* TASK GOAL *
All records must be quoted exactly. Omit the pictures.

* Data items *
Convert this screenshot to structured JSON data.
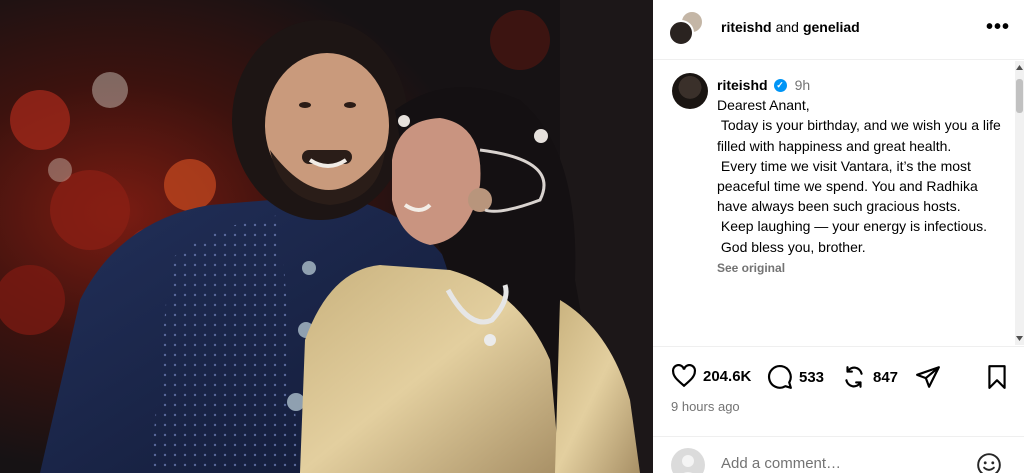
{
  "header": {
    "user1": "riteishd",
    "joiner": "and",
    "user2": "geneliad",
    "more": "•••"
  },
  "caption": {
    "username": "riteishd",
    "verified": "✓",
    "time": "9h",
    "lines": [
      "Dearest Anant,",
      " Today is your birthday, and we wish you a life filled with happiness and great health.",
      " Every time we visit Vantara, it’s the most peaceful time we spend. You and Radhika have always been such gracious hosts.",
      " Keep laughing — your energy is infectious.",
      " God bless you, brother."
    ],
    "see_original": "See original"
  },
  "actions": {
    "likes": "204.6K",
    "comments": "533",
    "reposts": "847"
  },
  "posted_ago": "9 hours ago",
  "comment_box": {
    "placeholder": "Add a comment…"
  },
  "colors": {
    "verified": "#0095f6",
    "secondary_text": "#737373",
    "divider": "#efefef"
  }
}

* SOLUTION FOR THIS PROBLEM *
Convert this screenshot to structured JSON data.
{
  "header": {
    "user1": "riteishd",
    "joiner": "and",
    "user2": "geneliad",
    "more": "•••"
  },
  "caption": {
    "username": "riteishd",
    "verified": "✓",
    "time": "9h",
    "lines": [
      "Dearest Anant,",
      " Today is your birthday, and we wish you a life filled with happiness and great health.",
      " Every time we visit Vantara, it’s the most peaceful time we spend. You and Radhika have always been such gracious hosts.",
      " Keep laughing — your energy is infectious.",
      " God bless you, brother."
    ],
    "see_original": "See original"
  },
  "actions": {
    "likes": "204.6K",
    "comments": "533",
    "reposts": "847"
  },
  "posted_ago": "9 hours ago",
  "comment_box": {
    "placeholder": "Add a comment…"
  },
  "colors": {
    "verified": "#0095f6",
    "secondary_text": "#737373",
    "divider": "#efefef"
  }
}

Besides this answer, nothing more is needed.